**PROVIDED RECORDS**:
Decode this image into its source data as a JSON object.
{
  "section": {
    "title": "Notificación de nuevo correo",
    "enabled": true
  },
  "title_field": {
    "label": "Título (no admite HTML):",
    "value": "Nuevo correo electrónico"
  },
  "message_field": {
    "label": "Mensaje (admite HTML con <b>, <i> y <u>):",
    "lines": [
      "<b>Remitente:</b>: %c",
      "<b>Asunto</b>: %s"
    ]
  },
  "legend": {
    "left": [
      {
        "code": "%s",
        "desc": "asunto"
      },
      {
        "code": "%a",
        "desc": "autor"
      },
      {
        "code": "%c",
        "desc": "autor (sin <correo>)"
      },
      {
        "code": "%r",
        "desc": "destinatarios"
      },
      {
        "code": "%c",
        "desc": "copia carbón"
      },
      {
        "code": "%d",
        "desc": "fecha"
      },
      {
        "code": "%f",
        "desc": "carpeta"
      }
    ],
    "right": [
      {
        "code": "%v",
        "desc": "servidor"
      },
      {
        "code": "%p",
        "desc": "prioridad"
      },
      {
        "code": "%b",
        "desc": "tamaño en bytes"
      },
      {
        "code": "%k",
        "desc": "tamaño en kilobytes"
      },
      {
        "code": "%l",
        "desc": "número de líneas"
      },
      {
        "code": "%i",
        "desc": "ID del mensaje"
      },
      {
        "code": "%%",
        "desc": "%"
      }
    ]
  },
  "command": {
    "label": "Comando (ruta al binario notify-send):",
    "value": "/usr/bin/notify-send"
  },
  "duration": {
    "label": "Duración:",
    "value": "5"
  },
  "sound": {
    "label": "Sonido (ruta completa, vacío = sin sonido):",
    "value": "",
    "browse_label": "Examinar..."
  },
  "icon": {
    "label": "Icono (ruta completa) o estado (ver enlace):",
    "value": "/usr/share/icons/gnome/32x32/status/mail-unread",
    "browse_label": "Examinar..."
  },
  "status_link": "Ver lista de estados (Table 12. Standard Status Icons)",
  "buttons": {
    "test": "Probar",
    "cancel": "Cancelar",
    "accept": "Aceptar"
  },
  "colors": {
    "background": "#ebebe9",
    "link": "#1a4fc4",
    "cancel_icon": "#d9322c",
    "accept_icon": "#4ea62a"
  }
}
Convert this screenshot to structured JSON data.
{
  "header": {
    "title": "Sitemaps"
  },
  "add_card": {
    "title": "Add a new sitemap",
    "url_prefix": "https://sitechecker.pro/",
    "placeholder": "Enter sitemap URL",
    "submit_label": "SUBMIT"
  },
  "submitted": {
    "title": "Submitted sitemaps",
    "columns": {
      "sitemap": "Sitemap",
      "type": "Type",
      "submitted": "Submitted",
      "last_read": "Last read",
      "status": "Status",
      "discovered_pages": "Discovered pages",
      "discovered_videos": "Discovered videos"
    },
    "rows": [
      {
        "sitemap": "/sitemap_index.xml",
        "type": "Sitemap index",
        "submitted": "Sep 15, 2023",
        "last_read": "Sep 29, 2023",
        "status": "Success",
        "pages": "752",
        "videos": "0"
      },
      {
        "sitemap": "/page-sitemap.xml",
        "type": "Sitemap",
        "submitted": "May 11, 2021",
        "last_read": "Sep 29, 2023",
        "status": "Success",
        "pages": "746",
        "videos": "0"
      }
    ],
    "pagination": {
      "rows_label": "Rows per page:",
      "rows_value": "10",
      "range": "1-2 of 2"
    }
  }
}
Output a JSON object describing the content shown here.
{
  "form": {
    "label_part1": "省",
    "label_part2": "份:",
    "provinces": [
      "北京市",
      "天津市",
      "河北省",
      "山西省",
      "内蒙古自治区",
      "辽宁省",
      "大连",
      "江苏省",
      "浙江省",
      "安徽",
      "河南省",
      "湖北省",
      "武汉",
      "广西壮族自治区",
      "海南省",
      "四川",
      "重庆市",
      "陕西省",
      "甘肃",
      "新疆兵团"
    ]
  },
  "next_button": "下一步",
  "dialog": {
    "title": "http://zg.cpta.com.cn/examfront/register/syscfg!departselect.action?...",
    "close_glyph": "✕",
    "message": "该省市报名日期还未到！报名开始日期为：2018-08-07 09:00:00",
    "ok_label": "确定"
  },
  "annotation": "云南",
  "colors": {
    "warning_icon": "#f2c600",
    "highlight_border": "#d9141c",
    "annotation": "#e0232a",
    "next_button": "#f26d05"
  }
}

**WRITTEN PROBLEM**:
Go through the records. Copy each line where "notify" appears.

**COMPLETED TASK**:
    "label": "Comando (ruta al binario notify-send):",
    "value": "/usr/bin/notify-send"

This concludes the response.